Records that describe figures
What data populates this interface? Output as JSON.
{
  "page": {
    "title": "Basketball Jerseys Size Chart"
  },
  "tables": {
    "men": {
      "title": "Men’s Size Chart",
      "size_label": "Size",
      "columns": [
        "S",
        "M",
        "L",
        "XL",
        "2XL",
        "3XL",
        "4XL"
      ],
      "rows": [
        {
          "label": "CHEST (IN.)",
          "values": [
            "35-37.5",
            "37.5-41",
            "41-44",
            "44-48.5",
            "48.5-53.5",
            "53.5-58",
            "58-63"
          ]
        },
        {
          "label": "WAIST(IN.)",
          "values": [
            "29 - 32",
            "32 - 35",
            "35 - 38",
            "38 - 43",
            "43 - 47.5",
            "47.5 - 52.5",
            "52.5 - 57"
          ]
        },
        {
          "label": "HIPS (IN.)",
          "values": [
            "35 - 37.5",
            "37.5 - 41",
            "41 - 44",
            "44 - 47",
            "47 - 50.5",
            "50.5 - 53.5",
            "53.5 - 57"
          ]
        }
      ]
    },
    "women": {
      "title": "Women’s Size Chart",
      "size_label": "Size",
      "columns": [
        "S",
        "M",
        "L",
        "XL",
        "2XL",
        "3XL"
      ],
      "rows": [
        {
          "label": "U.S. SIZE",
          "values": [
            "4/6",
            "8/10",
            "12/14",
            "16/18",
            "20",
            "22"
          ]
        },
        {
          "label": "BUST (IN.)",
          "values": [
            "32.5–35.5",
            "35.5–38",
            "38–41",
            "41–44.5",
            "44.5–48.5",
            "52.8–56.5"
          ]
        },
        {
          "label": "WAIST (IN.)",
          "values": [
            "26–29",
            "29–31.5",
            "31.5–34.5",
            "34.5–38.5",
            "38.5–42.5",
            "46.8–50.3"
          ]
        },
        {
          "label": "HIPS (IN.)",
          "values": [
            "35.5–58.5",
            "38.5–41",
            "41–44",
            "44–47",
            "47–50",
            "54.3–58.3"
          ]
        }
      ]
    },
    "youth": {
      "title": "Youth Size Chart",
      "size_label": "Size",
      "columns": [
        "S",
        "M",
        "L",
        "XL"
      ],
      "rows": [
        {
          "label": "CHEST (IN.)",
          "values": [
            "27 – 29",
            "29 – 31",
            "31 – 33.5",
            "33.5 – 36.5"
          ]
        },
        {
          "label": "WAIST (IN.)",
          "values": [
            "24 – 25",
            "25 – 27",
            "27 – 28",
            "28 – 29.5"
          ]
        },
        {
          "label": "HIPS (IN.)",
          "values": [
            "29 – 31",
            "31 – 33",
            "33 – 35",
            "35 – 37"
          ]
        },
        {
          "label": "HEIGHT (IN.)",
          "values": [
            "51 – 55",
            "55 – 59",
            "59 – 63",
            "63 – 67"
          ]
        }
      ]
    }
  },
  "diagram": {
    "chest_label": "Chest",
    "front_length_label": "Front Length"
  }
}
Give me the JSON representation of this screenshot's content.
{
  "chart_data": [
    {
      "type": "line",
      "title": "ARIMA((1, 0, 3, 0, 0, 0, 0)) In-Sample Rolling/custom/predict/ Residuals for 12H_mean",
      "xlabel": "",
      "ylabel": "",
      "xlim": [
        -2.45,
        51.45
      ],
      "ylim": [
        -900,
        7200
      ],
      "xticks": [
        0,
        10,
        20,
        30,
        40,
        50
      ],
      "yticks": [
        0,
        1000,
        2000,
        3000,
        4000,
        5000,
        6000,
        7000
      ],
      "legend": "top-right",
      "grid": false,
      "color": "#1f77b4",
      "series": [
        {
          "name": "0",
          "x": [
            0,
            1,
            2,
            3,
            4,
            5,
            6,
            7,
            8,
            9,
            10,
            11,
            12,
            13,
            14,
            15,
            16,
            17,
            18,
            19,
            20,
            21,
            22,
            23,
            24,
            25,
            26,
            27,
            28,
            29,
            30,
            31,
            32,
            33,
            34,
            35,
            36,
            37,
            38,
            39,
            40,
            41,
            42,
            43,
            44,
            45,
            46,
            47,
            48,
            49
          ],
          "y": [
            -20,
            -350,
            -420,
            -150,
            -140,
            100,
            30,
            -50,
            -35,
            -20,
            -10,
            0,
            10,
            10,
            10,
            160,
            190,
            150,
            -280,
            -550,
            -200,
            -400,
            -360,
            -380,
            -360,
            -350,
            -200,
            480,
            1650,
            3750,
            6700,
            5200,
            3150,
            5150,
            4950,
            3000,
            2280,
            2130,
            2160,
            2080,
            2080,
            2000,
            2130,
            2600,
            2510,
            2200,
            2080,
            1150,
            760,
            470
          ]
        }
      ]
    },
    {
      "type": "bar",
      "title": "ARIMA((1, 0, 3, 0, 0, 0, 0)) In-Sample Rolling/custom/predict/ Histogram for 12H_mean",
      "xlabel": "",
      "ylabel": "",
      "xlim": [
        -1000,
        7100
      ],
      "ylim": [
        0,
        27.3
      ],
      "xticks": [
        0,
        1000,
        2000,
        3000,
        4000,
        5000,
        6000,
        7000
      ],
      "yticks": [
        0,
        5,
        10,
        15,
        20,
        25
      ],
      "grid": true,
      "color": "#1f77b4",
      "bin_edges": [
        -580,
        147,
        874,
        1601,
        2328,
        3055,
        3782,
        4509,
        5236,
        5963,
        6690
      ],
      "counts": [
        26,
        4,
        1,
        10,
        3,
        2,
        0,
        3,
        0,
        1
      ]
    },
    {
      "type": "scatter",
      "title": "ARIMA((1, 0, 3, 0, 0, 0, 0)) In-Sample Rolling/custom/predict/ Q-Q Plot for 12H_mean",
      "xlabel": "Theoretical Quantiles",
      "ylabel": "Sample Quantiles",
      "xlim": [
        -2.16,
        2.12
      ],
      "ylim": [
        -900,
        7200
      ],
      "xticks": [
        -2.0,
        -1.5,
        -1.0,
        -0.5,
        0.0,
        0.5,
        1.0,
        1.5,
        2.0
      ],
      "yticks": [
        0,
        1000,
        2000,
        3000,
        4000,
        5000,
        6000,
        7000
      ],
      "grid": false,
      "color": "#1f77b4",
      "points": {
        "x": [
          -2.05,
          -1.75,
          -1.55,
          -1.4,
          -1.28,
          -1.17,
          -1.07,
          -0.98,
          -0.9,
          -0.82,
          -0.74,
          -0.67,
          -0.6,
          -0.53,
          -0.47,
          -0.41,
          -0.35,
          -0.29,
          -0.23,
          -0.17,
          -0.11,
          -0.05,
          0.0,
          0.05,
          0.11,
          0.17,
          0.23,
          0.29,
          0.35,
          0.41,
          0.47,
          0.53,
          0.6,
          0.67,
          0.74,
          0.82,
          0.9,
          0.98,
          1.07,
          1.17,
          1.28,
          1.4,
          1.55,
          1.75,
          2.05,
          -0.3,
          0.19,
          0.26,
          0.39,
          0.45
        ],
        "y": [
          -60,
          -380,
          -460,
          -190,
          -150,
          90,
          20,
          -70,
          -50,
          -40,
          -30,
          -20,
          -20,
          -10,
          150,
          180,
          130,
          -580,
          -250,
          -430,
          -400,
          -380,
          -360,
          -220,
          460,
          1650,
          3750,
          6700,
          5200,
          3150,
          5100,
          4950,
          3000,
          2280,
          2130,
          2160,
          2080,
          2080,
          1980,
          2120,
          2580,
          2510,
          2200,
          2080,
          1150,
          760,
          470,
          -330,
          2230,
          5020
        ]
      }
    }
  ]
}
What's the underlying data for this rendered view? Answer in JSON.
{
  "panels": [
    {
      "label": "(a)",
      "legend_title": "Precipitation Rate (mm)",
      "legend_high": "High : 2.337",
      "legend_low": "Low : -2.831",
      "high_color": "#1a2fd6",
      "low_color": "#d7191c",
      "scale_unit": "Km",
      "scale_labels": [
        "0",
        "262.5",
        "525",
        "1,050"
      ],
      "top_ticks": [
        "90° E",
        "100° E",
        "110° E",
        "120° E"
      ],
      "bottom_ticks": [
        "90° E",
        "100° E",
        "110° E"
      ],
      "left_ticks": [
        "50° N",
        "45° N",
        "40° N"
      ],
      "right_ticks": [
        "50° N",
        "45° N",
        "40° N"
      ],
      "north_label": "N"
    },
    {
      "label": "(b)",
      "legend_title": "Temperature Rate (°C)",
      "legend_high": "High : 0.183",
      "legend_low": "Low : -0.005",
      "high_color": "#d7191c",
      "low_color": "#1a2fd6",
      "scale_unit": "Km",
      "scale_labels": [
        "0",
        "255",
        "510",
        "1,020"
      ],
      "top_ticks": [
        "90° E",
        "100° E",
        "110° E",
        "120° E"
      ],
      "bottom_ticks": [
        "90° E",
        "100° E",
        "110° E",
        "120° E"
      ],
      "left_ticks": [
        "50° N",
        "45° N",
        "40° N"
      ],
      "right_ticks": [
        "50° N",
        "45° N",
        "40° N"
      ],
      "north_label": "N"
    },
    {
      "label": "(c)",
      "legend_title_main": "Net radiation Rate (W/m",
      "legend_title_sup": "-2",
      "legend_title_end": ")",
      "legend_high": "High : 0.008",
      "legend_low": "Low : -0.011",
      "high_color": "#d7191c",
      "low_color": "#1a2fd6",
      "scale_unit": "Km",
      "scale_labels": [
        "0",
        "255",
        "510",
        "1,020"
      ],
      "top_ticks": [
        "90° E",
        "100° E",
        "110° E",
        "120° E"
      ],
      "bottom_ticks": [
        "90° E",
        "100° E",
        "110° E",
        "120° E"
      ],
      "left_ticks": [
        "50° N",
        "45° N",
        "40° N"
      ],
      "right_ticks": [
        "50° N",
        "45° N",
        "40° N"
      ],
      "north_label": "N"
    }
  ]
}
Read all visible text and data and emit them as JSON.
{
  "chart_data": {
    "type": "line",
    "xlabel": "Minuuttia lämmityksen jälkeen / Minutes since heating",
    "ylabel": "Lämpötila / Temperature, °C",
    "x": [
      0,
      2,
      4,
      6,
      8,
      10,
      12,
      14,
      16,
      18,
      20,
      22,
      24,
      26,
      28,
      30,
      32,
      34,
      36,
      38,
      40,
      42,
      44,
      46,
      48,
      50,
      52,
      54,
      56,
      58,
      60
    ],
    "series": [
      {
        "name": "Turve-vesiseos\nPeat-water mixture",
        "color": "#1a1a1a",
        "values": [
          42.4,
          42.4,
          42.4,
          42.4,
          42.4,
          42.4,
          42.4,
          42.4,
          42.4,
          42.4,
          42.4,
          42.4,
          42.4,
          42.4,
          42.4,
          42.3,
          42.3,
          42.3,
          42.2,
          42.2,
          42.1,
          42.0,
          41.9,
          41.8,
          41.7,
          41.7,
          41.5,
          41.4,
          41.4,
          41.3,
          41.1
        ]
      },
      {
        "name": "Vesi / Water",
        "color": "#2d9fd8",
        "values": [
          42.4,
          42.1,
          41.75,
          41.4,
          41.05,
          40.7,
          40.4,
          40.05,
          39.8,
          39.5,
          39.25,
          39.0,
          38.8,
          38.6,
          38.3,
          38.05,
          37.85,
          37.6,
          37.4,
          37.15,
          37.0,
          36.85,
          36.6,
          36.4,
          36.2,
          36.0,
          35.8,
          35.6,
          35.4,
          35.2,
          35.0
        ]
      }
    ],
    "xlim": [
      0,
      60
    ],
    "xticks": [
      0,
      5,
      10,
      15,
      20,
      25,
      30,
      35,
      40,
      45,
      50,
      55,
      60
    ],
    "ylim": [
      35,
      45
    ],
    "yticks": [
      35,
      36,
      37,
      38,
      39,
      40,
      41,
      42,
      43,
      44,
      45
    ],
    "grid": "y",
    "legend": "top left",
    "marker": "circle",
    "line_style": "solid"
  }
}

Given task ▸ Which lines contain the word "JSON"? Return each of them.

Result of the exercise ▸
What data populates this interface? Output as JSON.
Give me the JSON representation of this screenshot's content.
What's the underlying data for this rendered view? Answer in JSON.
Read all visible text and data and emit them as JSON.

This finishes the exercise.